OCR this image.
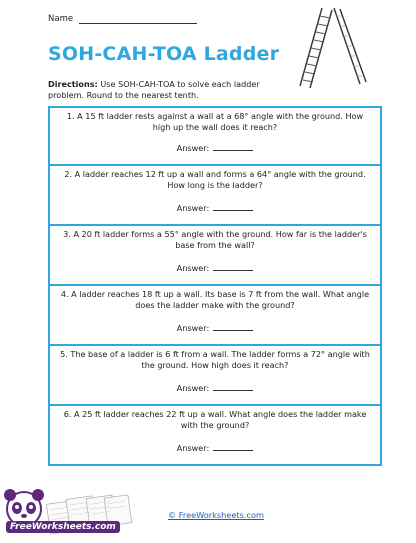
Name
SOH-CAH-TOA Ladder
Directions: Use SOH-CAH-TOA to solve each ladder problem. Round to the nearest tenth.
1. A 15 ft ladder rests against a wall at a 68° angle with the ground. How high up the wall does it reach?
Answer:
2. A ladder reaches 12 ft up a wall and forms a 64° angle with the ground. How long is the ladder?
Answer:
3. A 20 ft ladder forms a 55° angle with the ground. How far is the ladder's base from the wall?
Answer:
4. A ladder reaches 18 ft up a wall. Its base is 7 ft from the wall. What angle does the ladder make with the ground?
Answer:
5. The base of a ladder is 6 ft from a wall. The ladder forms a 72° angle with the ground. How high does it reach?
Answer:
6. A 25 ft ladder reaches 22 ft up a wall. What angle does the ladder make with the ground?
Answer:
FreeWorksheets.com
© FreeWorksheets.com
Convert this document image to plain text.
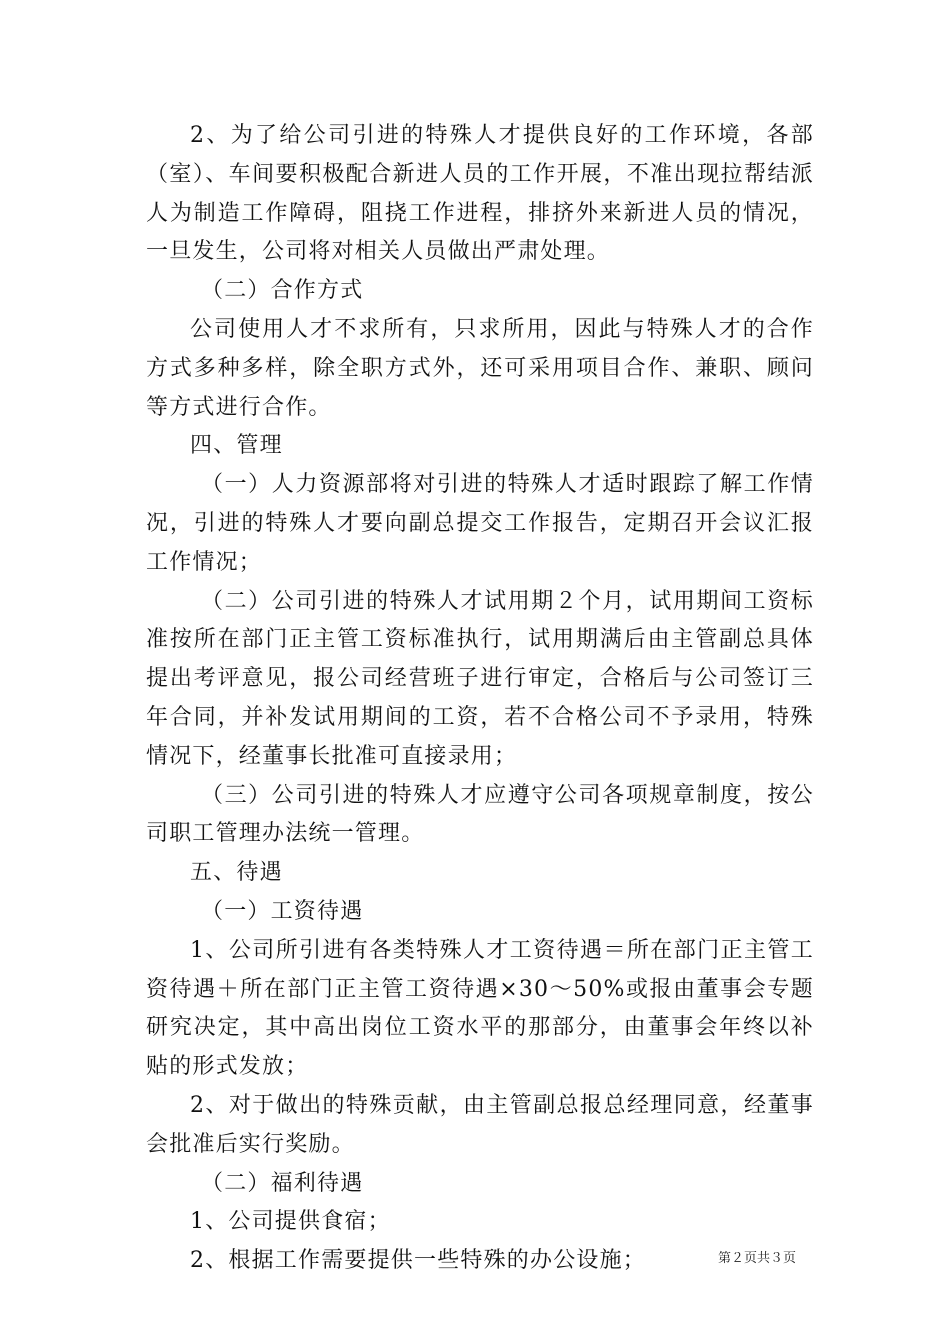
2、为了给公司引进的特殊人才提供良好的工作环境，各部（室）、车间要积极配合新进人员的工作开展，不准出现拉帮结派人为制造工作障碍，阻挠工作进程，排挤外来新进人员的情况，一旦发生，公司将对相关人员做出严肃处理。

（二）合作方式

公司使用人才不求所有，只求所用，因此与特殊人才的合作方式多种多样，除全职方式外，还可采用项目合作、兼职、顾问等方式进行合作。

四、管理

（一）人力资源部将对引进的特殊人才适时跟踪了解工作情况，引进的特殊人才要向副总提交工作报告，定期召开会议汇报工作情况；

（二）公司引进的特殊人才试用期２个月，试用期间工资标准按所在部门正主管工资标准执行，试用期满后由主管副总具体提出考评意见，报公司经营班子进行审定，合格后与公司签订三年合同，并补发试用期间的工资，若不合格公司不予录用，特殊情况下，经董事长批准可直接录用；

（三）公司引进的特殊人才应遵守公司各项规章制度，按公司职工管理办法统一管理。

五、待遇

（一）工资待遇

1、公司所引进有各类特殊人才工资待遇＝所在部门正主管工资待遇＋所在部门正主管工资待遇×30～50%或报由董事会专题研究决定，其中高出岗位工资水平的那部分，由董事会年终以补贴的形式发放；

2、对于做出的特殊贡献，由主管副总报总经理同意，经董事会批准后实行奖励。

（二）福利待遇

1、公司提供食宿；

2、根据工作需要提供一些特殊的办公设施；	第２页共３页
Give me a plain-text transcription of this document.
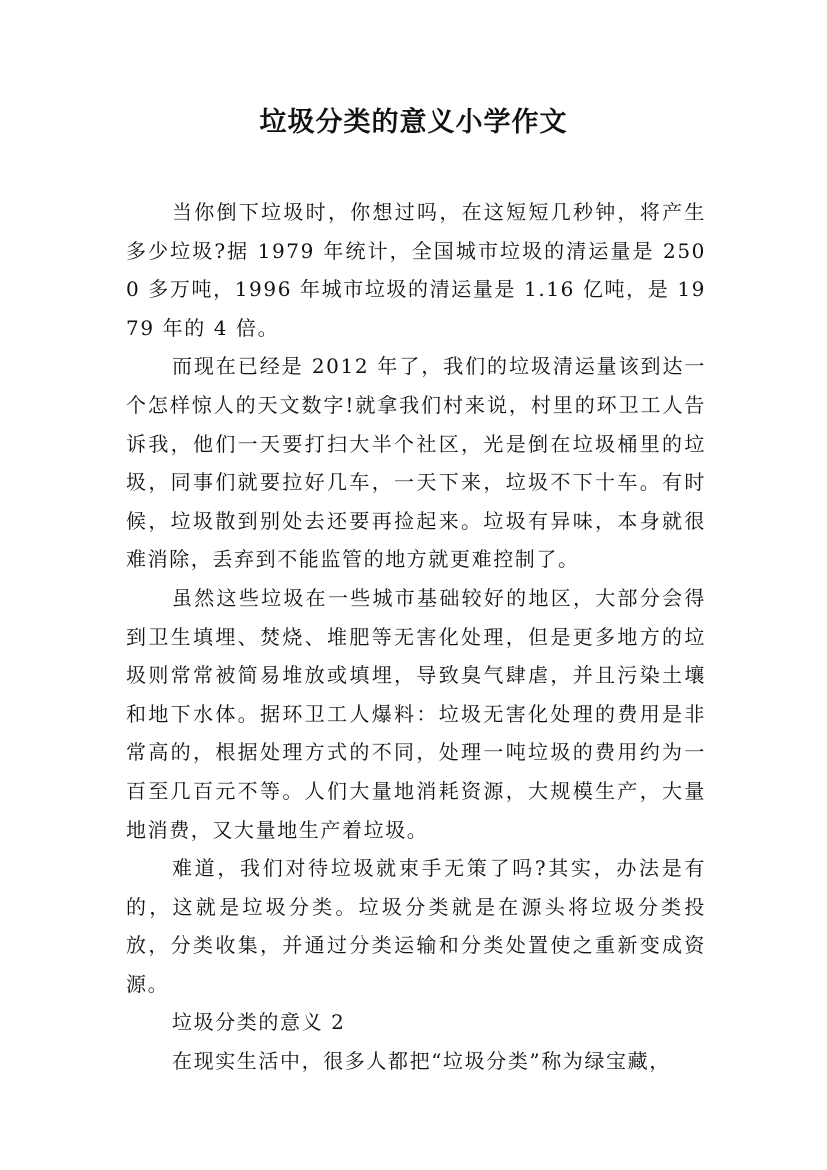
垃圾分类的意义小学作文

当你倒下垃圾时，你想过吗，在这短短几秒钟，将产生多少垃圾?据 1979 年统计，全国城市垃圾的清运量是 2500 多万吨，1996 年城市垃圾的清运量是 1.16 亿吨，是 1979 年的 4 倍。

而现在已经是 2012 年了，我们的垃圾清运量该到达一个怎样惊人的天文数字!就拿我们村来说，村里的环卫工人告诉我，他们一天要打扫大半个社区，光是倒在垃圾桶里的垃圾，同事们就要拉好几车，一天下来，垃圾不下十车。有时候，垃圾散到别处去还要再捡起来。垃圾有异味，本身就很难消除，丢弃到不能监管的地方就更难控制了。

虽然这些垃圾在一些城市基础较好的地区，大部分会得到卫生填埋、焚烧、堆肥等无害化处理，但是更多地方的垃圾则常常被简易堆放或填埋，导致臭气肆虐，并且污染土壤和地下水体。据环卫工人爆料：垃圾无害化处理的费用是非常高的，根据处理方式的不同，处理一吨垃圾的费用约为一百至几百元不等。人们大量地消耗资源，大规模生产，大量地消费，又大量地生产着垃圾。

难道，我们对待垃圾就束手无策了吗?其实，办法是有的，这就是垃圾分类。垃圾分类就是在源头将垃圾分类投放，分类收集，并通过分类运输和分类处置使之重新变成资源。

垃圾分类的意义 2

在现实生活中，很多人都把“垃圾分类”称为绿宝藏，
--------------------------------
Problem description:
Give back the entries verbatim. Do not include any picture.

Task answer:
OCR this image.
Name
SOH-CAH-TOA Ladder
Directions: Use SOH-CAH-TOA to solve each ladder problem. Round to the nearest tenth.
1. A 15 ft ladder rests against a wall at a 68° angle with the ground. How high up the wall does it reach?
Answer:
2. A ladder reaches 12 ft up a wall and forms a 64° angle with the ground. How long is the ladder?
Answer:
3. A 20 ft ladder forms a 55° angle with the ground. How far is the ladder's base from the wall?
Answer:
4. A ladder reaches 18 ft up a wall. Its base is 7 ft from the wall. What angle does the ladder make with the ground?
Answer:
5. The base of a ladder is 6 ft from a wall. The ladder forms a 72° angle with the ground. How high does it reach?
Answer:
6. A 25 ft ladder reaches 22 ft up a wall. What angle does the ladder make with the ground?
Answer:
FreeWorksheets.com
© FreeWorksheets.com
Convert this document image to plain text.
2、为了给公司引进的特殊人才提供良好的工作环境，各部（室）、车间要积极配合新进人员的工作开展，不准出现拉帮结派人为制造工作障碍，阻挠工作进程，排挤外来新进人员的情况，一旦发生，公司将对相关人员做出严肃处理。

（二）合作方式

公司使用人才不求所有，只求所用，因此与特殊人才的合作方式多种多样，除全职方式外，还可采用项目合作、兼职、顾问等方式进行合作。

四、管理

（一）人力资源部将对引进的特殊人才适时跟踪了解工作情况，引进的特殊人才要向副总提交工作报告，定期召开会议汇报工作情况；

（二）公司引进的特殊人才试用期２个月，试用期间工资标准按所在部门正主管工资标准执行，试用期满后由主管副总具体提出考评意见，报公司经营班子进行审定，合格后与公司签订三年合同，并补发试用期间的工资，若不合格公司不予录用，特殊情况下，经董事长批准可直接录用；

（三）公司引进的特殊人才应遵守公司各项规章制度，按公司职工管理办法统一管理。

五、待遇

（一）工资待遇

1、公司所引进有各类特殊人才工资待遇＝所在部门正主管工资待遇＋所在部门正主管工资待遇×30～50%或报由董事会专题研究决定，其中高出岗位工资水平的那部分，由董事会年终以补贴的形式发放；

2、对于做出的特殊贡献，由主管副总报总经理同意，经董事会批准后实行奖励。

（二）福利待遇

1、公司提供食宿；

2、根据工作需要提供一些特殊的办公设施；	第２页共３页
Give me a plain-text transcription of this document.
垃圾分类的意义小学作文

当你倒下垃圾时，你想过吗，在这短短几秒钟，将产生多少垃圾?据 1979 年统计，全国城市垃圾的清运量是 2500 多万吨，1996 年城市垃圾的清运量是 1.16 亿吨，是 1979 年的 4 倍。

而现在已经是 2012 年了，我们的垃圾清运量该到达一个怎样惊人的天文数字!就拿我们村来说，村里的环卫工人告诉我，他们一天要打扫大半个社区，光是倒在垃圾桶里的垃圾，同事们就要拉好几车，一天下来，垃圾不下十车。有时候，垃圾散到别处去还要再捡起来。垃圾有异味，本身就很难消除，丢弃到不能监管的地方就更难控制了。

虽然这些垃圾在一些城市基础较好的地区，大部分会得到卫生填埋、焚烧、堆肥等无害化处理，但是更多地方的垃圾则常常被简易堆放或填埋，导致臭气肆虐，并且污染土壤和地下水体。据环卫工人爆料：垃圾无害化处理的费用是非常高的，根据处理方式的不同，处理一吨垃圾的费用约为一百至几百元不等。人们大量地消耗资源，大规模生产，大量地消费，又大量地生产着垃圾。

难道，我们对待垃圾就束手无策了吗?其实，办法是有的，这就是垃圾分类。垃圾分类就是在源头将垃圾分类投放，分类收集，并通过分类运输和分类处置使之重新变成资源。

垃圾分类的意义 2

在现实生活中，很多人都把“垃圾分类”称为绿宝藏，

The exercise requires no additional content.